**EXERCISE DIRECTIONS**
Render every line of the material below as a numbered list, omitting blank lines and excluding the pictures.

**RECORD EXTRACTS**
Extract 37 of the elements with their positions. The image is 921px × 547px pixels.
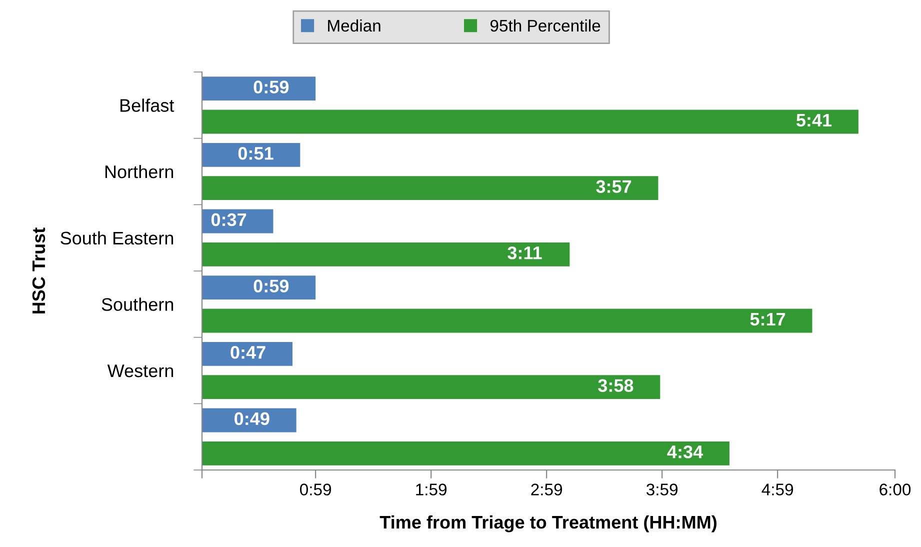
y-tick-label: Northern	[105, 164, 174, 178]
bar	[202, 441, 730, 466]
x-tick-label: 1:59	[416, 484, 447, 496]
data-label: 5:41	[796, 114, 832, 127]
data-label: 0:59	[254, 280, 289, 292]
legend-label: Median	[328, 19, 380, 32]
data-label: 3:57	[596, 180, 632, 193]
bar	[202, 308, 812, 333]
bar	[202, 375, 660, 400]
bar	[202, 176, 658, 200]
data-label: 4:34	[667, 445, 703, 458]
x-tick-label: 2:59	[531, 484, 562, 496]
bar	[202, 142, 300, 167]
y-tick-label: Western	[107, 364, 174, 378]
y-tick-label: South Eastern	[60, 231, 174, 245]
data-label: 0:47	[230, 346, 266, 359]
x-tick-label: 6:00	[880, 484, 911, 496]
bar	[202, 242, 570, 266]
y-tick-label: Belfast	[120, 98, 174, 112]
legend-label: 95th Percentile	[490, 19, 600, 32]
data-label: 3:58	[598, 379, 634, 392]
x-axis-title: Time from Triage to Treatment (HH:MM)	[380, 515, 716, 532]
x-tick-label: 4:59	[762, 484, 794, 496]
data-label: 3:11	[508, 246, 542, 260]
bar	[202, 110, 858, 134]
bar	[202, 76, 316, 101]
data-label: 5:17	[750, 312, 786, 326]
data-label: 0:37	[211, 213, 246, 226]
bar	[202, 276, 316, 300]
bar	[202, 342, 292, 366]
y-tick-label: Southern	[102, 298, 174, 311]
x-tick-label: 0:59	[300, 484, 332, 496]
y-axis-title: HSC Trust	[32, 228, 46, 314]
data-label: 0:59	[254, 80, 289, 94]
x-tick-label: 3:59	[646, 484, 678, 496]
data-label: 0:49	[234, 412, 270, 426]
data-label: 0:51	[238, 146, 274, 160]
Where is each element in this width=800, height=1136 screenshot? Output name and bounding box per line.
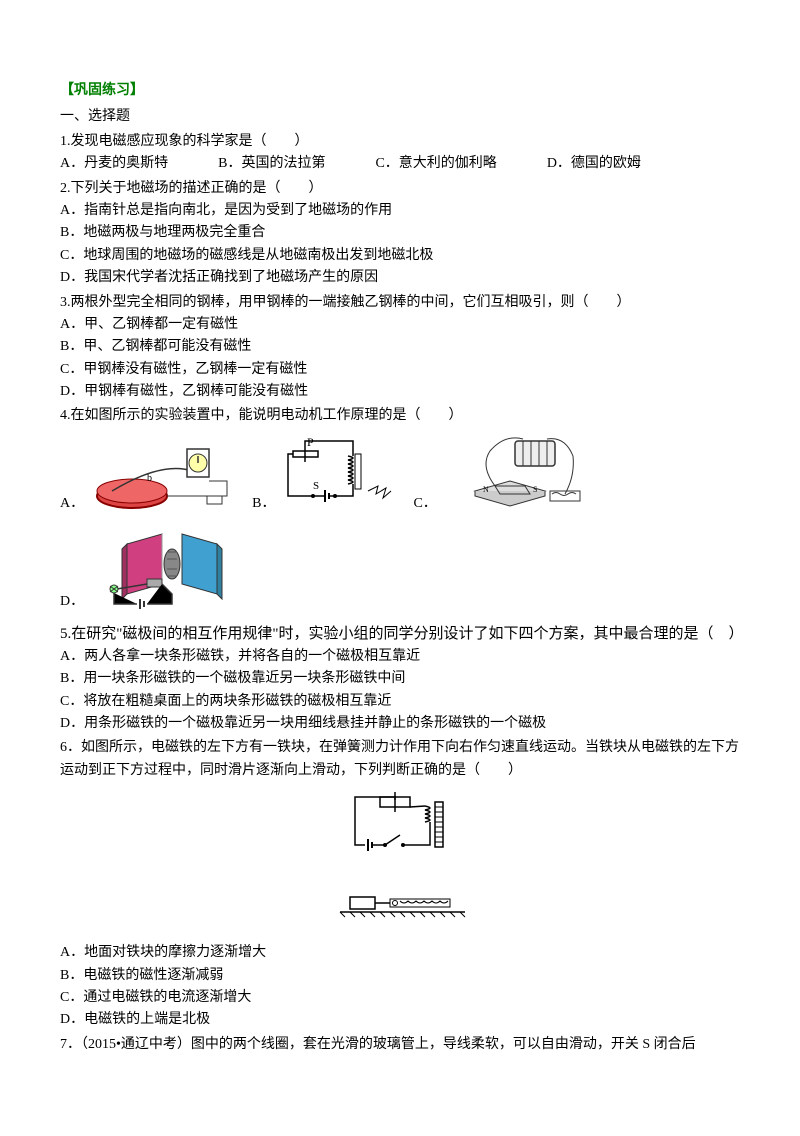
q3-opt-c: C．甲钢棒没有磁性，乙钢棒一定有磁性 [60, 359, 740, 381]
q1-opt-d: D．德国的欧姆 [547, 153, 641, 175]
q4-diagram-b: P S [283, 436, 393, 516]
q3-stem: 3.两根外型完全相同的钢棒，用甲钢棒的一端接触乙钢棒的中间，它们互相吸引，则（ … [60, 292, 740, 314]
practice-header: 【巩固练习】 [60, 80, 740, 102]
q1-opt-b: B．英国的法拉第 [218, 153, 325, 175]
q2-opt-a: A．指南针总是指向南北，是因为受到了地磁场的作用 [60, 200, 740, 222]
svg-text:P: P [307, 436, 314, 449]
question-5: 5.在研究"磁极间的相互作用规律"时，实验小组的同学分别设计了如下四个方案，其中… [60, 622, 740, 736]
svg-text:S: S [313, 480, 319, 492]
q4-opt-b-label: B． [252, 493, 275, 515]
q4-opt-c-label: C． [413, 493, 436, 515]
svg-text:S: S [533, 485, 537, 494]
question-3: 3.两根外型完全相同的钢棒，用甲钢棒的一端接触乙钢棒的中间，它们互相吸引，则（ … [60, 292, 740, 404]
section-title: 一、选择题 [60, 106, 740, 128]
q6-opt-b: B．电磁铁的磁性逐渐减弱 [60, 965, 740, 987]
q6-stem: 6．如图所示，电磁铁的左下方有一铁块，在弹簧测力计作用下向右作匀速直线运动。当铁… [60, 737, 740, 782]
q4-diagram-c: N S [445, 436, 585, 516]
q4-stem: 4.在如图所示的实验装置中，能说明电动机工作原理的是（ ） [60, 405, 740, 427]
q2-stem: 2.下列关于地磁场的描述正确的是（ ） [60, 178, 740, 200]
q2-opt-b: B．地磁两极与地理两极完全重合 [60, 222, 740, 244]
q6-opt-a: A．地面对铁块的摩擦力逐渐增大 [60, 942, 740, 964]
q5-opt-c: C．将放在粗糙桌面上的两块条形磁铁的磁极相互靠近 [60, 691, 740, 713]
q3-opt-a: A．甲、乙钢棒都一定有磁性 [60, 314, 740, 336]
q4-opt-a-label: A． [60, 493, 84, 515]
q4-opt-d-label: D． [60, 591, 84, 613]
question-4: 4.在如图所示的实验装置中，能说明电动机工作原理的是（ ） A． b B． P [60, 405, 740, 613]
svg-text:N: N [483, 485, 489, 494]
svg-text:b: b [147, 473, 152, 484]
q5-opt-d: D．用条形磁铁的一个磁极靠近另一块用细线悬挂并静止的条形磁铁的一个磁极 [60, 713, 740, 735]
q1-opt-c: C．意大利的伽利略 [375, 153, 496, 175]
q1-opt-a: A．丹麦的奥斯特 [60, 153, 168, 175]
question-1: 1.发现电磁感应现象的科学家是（ ） A．丹麦的奥斯特 B．英国的法拉第 C．意… [60, 131, 740, 176]
q5-opt-a: A．两人各拿一块条形磁铁，并将各自的一个磁极相互靠近 [60, 646, 740, 668]
q5-stem: 5.在研究"磁极间的相互作用规律"时，实验小组的同学分别设计了如下四个方案，其中… [60, 622, 740, 646]
q6-opt-c: C．通过电磁铁的电流逐渐增大 [60, 987, 740, 1009]
q7-stem: 7．（2015•通辽中考）图中的两个线圈，套在光滑的玻璃管上，导线柔软，可以自由… [60, 1034, 740, 1056]
question-7: 7．（2015•通辽中考）图中的两个线圈，套在光滑的玻璃管上，导线柔软，可以自由… [60, 1034, 740, 1056]
q5-opt-b: B．用一块条形磁铁的一个磁极靠近另一块条形磁铁中间 [60, 668, 740, 690]
q6-diagram [310, 792, 490, 932]
q3-opt-b: B．甲、乙钢棒都可能没有磁性 [60, 336, 740, 358]
q4-diagram-d [92, 524, 242, 614]
q2-opt-c: C．地球周围的地磁场的磁感线是从地磁南极出发到地磁北极 [60, 245, 740, 267]
q6-opt-d: D．电磁铁的上端是北极 [60, 1009, 740, 1031]
q3-opt-d: D．甲钢棒有磁性，乙钢棒可能没有磁性 [60, 381, 740, 403]
q4-diagram-a: b [92, 441, 232, 516]
question-6: 6．如图所示，电磁铁的左下方有一铁块，在弹簧测力计作用下向右作匀速直线运动。当铁… [60, 737, 740, 1031]
q1-stem: 1.发现电磁感应现象的科学家是（ ） [60, 131, 740, 153]
question-2: 2.下列关于地磁场的描述正确的是（ ） A．指南针总是指向南北，是因为受到了地磁… [60, 178, 740, 290]
q2-opt-d: D．我国宋代学者沈括正确找到了地磁场产生的原因 [60, 267, 740, 289]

**EXERCISE RESULT**
1. Extract 37 of the elements with their positions. The image is 921px × 547px pixels.
2. y-tick-label: Northern	[105, 164, 174, 178]
3. bar	[202, 441, 730, 466]
4. x-tick-label: 1:59	[416, 484, 447, 496]
5. data-label: 5:41	[796, 114, 832, 127]
6. data-label: 0:59	[254, 280, 289, 292]
7. legend-label: Median	[328, 19, 380, 32]
8. data-label: 3:57	[596, 180, 632, 193]
9. bar	[202, 308, 812, 333]
10. bar	[202, 375, 660, 400]
11. bar	[202, 176, 658, 200]
12. data-label: 4:34	[667, 445, 703, 458]
13. x-tick-label: 2:59	[531, 484, 562, 496]
14. bar	[202, 142, 300, 167]
15. y-tick-label: Western	[107, 364, 174, 378]
16. y-tick-label: South Eastern	[60, 231, 174, 245]
17. data-label: 0:47	[230, 346, 266, 359]
18. x-tick-label: 6:00	[880, 484, 911, 496]
19. bar	[202, 242, 570, 266]
20. y-tick-label: Belfast	[120, 98, 174, 112]
21. legend-label: 95th Percentile	[490, 19, 600, 32]
22. data-label: 3:58	[598, 379, 634, 392]
23. x-axis-title: Time from Triage to Treatment (HH:MM)	[380, 515, 716, 532]
24. x-tick-label: 4:59	[762, 484, 794, 496]
25. data-label: 3:11	[508, 246, 542, 260]
26. bar	[202, 110, 858, 134]
27. bar	[202, 76, 316, 101]
28. data-label: 5:17	[750, 312, 786, 326]
29. data-label: 0:37	[211, 213, 246, 226]
30. bar	[202, 276, 316, 300]
31. bar	[202, 342, 292, 366]
32. y-tick-label: Southern	[102, 298, 174, 311]
33. x-tick-label: 0:59	[300, 484, 332, 496]
34. y-axis-title: HSC Trust	[32, 228, 46, 314]
35. data-label: 0:59	[254, 80, 289, 94]
36. x-tick-label: 3:59	[646, 484, 678, 496]
37. data-label: 0:49	[234, 412, 270, 426]
38. data-label: 0:51	[238, 146, 274, 160]
39. Where is each element in this width=800, height=1136 screenshot? Output name and bounding box per line.
40. q3-opt-c: C．甲钢棒没有磁性，乙钢棒一定有磁性 [60, 359, 740, 381]
41. q1-opt-d: D．德国的欧姆 [547, 153, 641, 175]
42. q4-diagram-b: P S [283, 436, 393, 516]
43. q3-stem: 3.两根外型完全相同的钢棒，用甲钢棒的一端接触乙钢棒的中间，它们互相吸引，则（ … [60, 292, 740, 314]
44. practice-header: 【巩固练习】 [60, 80, 740, 102]
45. q1-opt-b: B．英国的法拉第 [218, 153, 325, 175]
46. q2-opt-a: A．指南针总是指向南北，是因为受到了地磁场的作用 [60, 200, 740, 222]
47. svg-text:P: P [307, 436, 314, 449]
48. question-5: 5.在研究"磁极间的相互作用规律"时，实验小组的同学分别设计了如下四个方案，其中… [60, 622, 740, 736]
49. svg-text:S: S [313, 480, 319, 492]
50. q4-opt-b-label: B． [252, 493, 275, 515]
51. q4-opt-c-label: C． [413, 493, 436, 515]
52. svg-text:S: S [533, 485, 537, 494]
53. question-3: 3.两根外型完全相同的钢棒，用甲钢棒的一端接触乙钢棒的中间，它们互相吸引，则（ … [60, 292, 740, 404]
54. section-title: 一、选择题 [60, 106, 740, 128]
55. q6-opt-b: B．电磁铁的磁性逐渐减弱 [60, 965, 740, 987]
56. q6-stem: 6．如图所示，电磁铁的左下方有一铁块，在弹簧测力计作用下向右作匀速直线运动。当铁… [60, 737, 740, 782]
57. q4-diagram-c: N S [445, 436, 585, 516]
58. q4-stem: 4.在如图所示的实验装置中，能说明电动机工作原理的是（ ） [60, 405, 740, 427]
59. q2-stem: 2.下列关于地磁场的描述正确的是（ ） [60, 178, 740, 200]
60. q2-opt-b: B．地磁两极与地理两极完全重合 [60, 222, 740, 244]
61. q6-opt-a: A．地面对铁块的摩擦力逐渐增大 [60, 942, 740, 964]
62. q5-opt-c: C．将放在粗糙桌面上的两块条形磁铁的磁极相互靠近 [60, 691, 740, 713]
63. q3-opt-a: A．甲、乙钢棒都一定有磁性 [60, 314, 740, 336]
64. q4-opt-a-label: A． [60, 493, 84, 515]
65. q4-opt-d-label: D． [60, 591, 84, 613]
66. question-4: 4.在如图所示的实验装置中，能说明电动机工作原理的是（ ） A． b B． P [60, 405, 740, 613]
67. svg-text:N: N [483, 485, 489, 494]
68. svg-text:b: b [147, 473, 152, 484]
69. q5-opt-d: D．用条形磁铁的一个磁极靠近另一块用细线悬挂并静止的条形磁铁的一个磁极 [60, 713, 740, 735]
70. q1-opt-c: C．意大利的伽利略 [375, 153, 496, 175]
71. q1-opt-a: A．丹麦的奥斯特 [60, 153, 168, 175]
72. question-1: 1.发现电磁感应现象的科学家是（ ） A．丹麦的奥斯特 B．英国的法拉第 C．意… [60, 131, 740, 176]
73. q5-opt-a: A．两人各拿一块条形磁铁，并将各自的一个磁极相互靠近 [60, 646, 740, 668]
74. q5-stem: 5.在研究"磁极间的相互作用规律"时，实验小组的同学分别设计了如下四个方案，其中… [60, 622, 740, 646]
75. q6-opt-c: C．通过电磁铁的电流逐渐增大 [60, 987, 740, 1009]
76. q7-stem: 7．（2015•通辽中考）图中的两个线圈，套在光滑的玻璃管上，导线柔软，可以自由… [60, 1034, 740, 1056]
77. question-7: 7．（2015•通辽中考）图中的两个线圈，套在光滑的玻璃管上，导线柔软，可以自由… [60, 1034, 740, 1056]
78. q5-opt-b: B．用一块条形磁铁的一个磁极靠近另一块条形磁铁中间 [60, 668, 740, 690]
79. q6-diagram [310, 792, 490, 932]
80. q3-opt-b: B．甲、乙钢棒都可能没有磁性 [60, 336, 740, 358]
81. q4-diagram-d [92, 524, 242, 614]
82. q2-opt-c: C．地球周围的地磁场的磁感线是从地磁南极出发到地磁北极 [60, 245, 740, 267]
83. q6-opt-d: D．电磁铁的上端是北极 [60, 1009, 740, 1031]
84. q3-opt-d: D．甲钢棒有磁性，乙钢棒可能没有磁性 [60, 381, 740, 403]
85. q4-diagram-a: b [92, 441, 232, 516]
86. question-6: 6．如图所示，电磁铁的左下方有一铁块，在弹簧测力计作用下向右作匀速直线运动。当铁… [60, 737, 740, 1031]
87. q1-stem: 1.发现电磁感应现象的科学家是（ ） [60, 131, 740, 153]
88. question-2: 2.下列关于地磁场的描述正确的是（ ） A．指南针总是指向南北，是因为受到了地磁… [60, 178, 740, 290]
89. q2-opt-d: D．我国宋代学者沈括正确找到了地磁场产生的原因 [60, 267, 740, 289]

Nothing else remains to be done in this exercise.